→ SUPPLIED MATERIAL

══════════

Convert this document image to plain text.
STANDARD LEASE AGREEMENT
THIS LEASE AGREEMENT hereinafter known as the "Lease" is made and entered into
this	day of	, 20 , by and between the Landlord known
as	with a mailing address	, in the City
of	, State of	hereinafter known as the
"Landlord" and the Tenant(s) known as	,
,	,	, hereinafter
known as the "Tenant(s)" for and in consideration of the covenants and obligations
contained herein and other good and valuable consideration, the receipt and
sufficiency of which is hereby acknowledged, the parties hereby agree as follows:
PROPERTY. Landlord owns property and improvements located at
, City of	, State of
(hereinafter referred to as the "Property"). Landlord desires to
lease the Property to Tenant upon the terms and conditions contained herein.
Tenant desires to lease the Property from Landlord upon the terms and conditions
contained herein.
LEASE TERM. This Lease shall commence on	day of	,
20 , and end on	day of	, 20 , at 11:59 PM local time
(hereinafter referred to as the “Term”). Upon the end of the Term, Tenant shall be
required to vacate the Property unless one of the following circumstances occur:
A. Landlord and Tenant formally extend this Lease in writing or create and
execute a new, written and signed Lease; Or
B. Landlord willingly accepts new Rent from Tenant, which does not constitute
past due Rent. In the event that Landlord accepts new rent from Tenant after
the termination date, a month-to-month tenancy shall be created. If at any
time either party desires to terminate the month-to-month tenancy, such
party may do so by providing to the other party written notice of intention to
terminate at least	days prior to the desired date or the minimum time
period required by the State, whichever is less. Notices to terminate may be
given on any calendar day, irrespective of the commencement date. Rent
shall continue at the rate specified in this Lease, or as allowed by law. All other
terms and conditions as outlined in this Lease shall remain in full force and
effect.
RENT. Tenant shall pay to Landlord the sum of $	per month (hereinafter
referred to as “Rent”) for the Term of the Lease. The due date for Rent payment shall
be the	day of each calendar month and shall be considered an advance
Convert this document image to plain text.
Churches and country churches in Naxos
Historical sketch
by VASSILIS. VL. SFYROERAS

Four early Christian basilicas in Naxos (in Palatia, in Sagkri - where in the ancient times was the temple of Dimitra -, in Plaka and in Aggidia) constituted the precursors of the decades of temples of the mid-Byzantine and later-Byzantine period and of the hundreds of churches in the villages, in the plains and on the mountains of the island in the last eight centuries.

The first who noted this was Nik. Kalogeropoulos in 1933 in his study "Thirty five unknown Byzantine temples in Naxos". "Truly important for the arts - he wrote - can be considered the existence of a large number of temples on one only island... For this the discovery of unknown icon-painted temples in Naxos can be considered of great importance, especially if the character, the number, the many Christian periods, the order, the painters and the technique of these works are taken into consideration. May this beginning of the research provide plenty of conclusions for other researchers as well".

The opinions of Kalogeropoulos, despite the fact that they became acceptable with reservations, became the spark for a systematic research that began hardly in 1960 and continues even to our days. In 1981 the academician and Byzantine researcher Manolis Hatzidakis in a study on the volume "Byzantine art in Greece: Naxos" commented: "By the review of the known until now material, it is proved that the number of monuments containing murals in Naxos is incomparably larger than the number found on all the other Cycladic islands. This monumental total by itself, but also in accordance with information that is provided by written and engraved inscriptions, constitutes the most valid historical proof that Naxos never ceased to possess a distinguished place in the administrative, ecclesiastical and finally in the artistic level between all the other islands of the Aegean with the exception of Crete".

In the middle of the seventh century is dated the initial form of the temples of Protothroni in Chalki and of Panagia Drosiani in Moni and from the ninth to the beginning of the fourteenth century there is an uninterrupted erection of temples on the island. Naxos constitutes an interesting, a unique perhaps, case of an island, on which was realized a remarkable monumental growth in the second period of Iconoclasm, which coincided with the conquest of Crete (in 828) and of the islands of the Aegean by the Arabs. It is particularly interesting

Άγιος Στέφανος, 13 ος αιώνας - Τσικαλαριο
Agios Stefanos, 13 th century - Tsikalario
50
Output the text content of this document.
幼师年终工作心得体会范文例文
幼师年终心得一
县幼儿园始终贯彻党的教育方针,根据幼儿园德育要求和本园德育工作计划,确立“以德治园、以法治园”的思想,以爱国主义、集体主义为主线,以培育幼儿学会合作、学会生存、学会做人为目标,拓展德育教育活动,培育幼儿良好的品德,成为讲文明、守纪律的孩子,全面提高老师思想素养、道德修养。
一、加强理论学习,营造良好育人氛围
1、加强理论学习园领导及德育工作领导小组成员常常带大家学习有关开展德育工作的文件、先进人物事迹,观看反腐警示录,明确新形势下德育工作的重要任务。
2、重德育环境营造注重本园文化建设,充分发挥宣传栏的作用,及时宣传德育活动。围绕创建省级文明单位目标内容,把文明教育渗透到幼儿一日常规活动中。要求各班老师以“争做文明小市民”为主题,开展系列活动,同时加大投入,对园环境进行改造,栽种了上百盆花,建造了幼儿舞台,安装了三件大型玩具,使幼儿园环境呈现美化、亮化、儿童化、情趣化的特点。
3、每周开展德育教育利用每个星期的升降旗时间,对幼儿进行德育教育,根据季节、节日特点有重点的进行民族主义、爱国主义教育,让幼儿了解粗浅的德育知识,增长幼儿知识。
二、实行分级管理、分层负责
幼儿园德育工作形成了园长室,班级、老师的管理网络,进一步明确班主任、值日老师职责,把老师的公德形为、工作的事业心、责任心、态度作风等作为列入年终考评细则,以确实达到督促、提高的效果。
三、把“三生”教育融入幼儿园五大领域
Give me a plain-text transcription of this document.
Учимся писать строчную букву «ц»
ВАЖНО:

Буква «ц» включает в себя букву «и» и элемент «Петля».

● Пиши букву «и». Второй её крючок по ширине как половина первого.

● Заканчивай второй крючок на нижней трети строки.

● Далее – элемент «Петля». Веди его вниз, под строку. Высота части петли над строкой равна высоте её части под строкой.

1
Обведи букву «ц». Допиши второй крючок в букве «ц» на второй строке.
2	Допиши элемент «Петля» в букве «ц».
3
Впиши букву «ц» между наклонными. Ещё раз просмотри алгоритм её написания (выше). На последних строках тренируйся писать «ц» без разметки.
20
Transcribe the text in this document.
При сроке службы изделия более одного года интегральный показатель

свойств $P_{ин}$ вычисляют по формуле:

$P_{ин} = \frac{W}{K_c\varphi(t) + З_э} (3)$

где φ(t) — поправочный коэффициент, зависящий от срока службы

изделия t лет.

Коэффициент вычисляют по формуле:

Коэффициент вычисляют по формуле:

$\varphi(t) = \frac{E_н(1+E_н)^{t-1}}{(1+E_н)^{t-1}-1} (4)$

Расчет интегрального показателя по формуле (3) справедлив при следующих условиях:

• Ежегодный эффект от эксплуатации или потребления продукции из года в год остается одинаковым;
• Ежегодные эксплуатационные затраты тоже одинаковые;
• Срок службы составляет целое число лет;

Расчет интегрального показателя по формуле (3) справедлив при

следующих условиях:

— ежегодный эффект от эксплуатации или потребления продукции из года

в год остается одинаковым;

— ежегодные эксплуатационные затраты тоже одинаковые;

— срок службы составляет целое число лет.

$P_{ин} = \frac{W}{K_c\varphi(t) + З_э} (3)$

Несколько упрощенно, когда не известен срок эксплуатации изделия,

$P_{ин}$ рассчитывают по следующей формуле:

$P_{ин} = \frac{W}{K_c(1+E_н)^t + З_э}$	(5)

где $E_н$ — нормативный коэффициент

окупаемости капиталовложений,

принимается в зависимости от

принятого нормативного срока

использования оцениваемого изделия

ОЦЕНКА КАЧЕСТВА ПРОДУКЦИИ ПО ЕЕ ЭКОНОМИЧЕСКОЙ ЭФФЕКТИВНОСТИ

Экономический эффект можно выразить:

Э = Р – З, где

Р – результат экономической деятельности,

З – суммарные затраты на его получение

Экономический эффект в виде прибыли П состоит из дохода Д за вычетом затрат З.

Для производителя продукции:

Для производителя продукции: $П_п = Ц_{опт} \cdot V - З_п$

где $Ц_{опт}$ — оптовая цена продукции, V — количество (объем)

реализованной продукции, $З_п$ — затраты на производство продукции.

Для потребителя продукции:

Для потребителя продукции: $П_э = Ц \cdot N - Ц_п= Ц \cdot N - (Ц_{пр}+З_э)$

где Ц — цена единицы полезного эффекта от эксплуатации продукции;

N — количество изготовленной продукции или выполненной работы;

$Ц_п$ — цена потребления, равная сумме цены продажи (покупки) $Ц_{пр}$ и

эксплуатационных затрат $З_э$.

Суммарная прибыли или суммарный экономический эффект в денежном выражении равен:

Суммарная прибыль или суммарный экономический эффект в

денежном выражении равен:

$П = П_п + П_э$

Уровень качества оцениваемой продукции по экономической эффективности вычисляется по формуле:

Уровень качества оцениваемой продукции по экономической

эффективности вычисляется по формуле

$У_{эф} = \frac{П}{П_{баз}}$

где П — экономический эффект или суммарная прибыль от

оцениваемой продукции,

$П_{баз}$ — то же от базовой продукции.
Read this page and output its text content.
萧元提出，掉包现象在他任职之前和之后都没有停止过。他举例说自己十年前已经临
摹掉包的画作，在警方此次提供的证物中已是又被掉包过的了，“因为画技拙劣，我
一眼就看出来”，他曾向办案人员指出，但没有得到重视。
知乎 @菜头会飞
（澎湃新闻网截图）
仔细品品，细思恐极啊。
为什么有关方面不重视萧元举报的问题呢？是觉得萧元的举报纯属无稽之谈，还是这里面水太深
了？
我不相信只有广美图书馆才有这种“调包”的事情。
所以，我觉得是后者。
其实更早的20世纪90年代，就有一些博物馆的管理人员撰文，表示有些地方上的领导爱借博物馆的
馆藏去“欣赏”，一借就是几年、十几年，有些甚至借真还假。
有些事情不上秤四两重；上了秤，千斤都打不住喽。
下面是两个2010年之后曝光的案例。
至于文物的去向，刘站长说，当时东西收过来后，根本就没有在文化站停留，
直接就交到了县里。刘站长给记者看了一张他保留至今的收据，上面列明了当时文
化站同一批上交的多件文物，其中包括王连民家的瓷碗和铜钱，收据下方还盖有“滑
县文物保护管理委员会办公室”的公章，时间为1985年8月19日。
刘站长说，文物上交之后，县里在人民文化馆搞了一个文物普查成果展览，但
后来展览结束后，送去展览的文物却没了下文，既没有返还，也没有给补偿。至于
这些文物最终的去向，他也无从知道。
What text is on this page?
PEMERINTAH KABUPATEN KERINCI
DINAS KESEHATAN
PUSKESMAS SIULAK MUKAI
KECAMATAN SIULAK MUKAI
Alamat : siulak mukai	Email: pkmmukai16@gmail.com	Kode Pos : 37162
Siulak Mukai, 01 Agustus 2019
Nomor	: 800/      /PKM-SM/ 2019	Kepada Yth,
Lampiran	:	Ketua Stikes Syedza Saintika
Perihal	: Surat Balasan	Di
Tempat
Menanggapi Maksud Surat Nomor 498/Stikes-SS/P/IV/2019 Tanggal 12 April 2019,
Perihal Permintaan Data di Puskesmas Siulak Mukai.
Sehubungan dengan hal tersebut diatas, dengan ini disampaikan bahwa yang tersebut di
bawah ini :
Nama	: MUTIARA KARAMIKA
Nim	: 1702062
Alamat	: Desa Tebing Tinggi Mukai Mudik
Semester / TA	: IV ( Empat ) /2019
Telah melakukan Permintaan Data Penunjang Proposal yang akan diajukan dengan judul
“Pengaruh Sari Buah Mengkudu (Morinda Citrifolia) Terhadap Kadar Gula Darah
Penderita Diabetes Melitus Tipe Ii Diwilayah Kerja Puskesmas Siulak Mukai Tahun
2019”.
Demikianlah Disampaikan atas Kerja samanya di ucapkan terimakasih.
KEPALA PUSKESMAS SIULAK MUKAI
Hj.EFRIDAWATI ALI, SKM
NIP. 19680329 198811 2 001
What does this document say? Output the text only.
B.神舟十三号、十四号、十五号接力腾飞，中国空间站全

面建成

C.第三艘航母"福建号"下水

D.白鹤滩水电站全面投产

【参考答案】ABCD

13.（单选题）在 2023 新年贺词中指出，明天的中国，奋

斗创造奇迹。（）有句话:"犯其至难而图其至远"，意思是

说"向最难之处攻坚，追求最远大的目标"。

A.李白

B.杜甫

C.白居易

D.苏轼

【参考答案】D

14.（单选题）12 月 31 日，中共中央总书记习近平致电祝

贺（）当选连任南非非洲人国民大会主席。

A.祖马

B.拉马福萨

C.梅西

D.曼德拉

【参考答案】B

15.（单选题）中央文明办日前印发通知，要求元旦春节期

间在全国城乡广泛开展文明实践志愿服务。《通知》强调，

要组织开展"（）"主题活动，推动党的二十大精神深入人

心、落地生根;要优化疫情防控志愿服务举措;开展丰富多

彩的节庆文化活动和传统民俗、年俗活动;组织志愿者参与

══════════

→ WORK INSTRUCTIONS
Indicate how many lines of the material include the word "потребления"; the number alone is required.

→ RESULT OF THIS TASK
3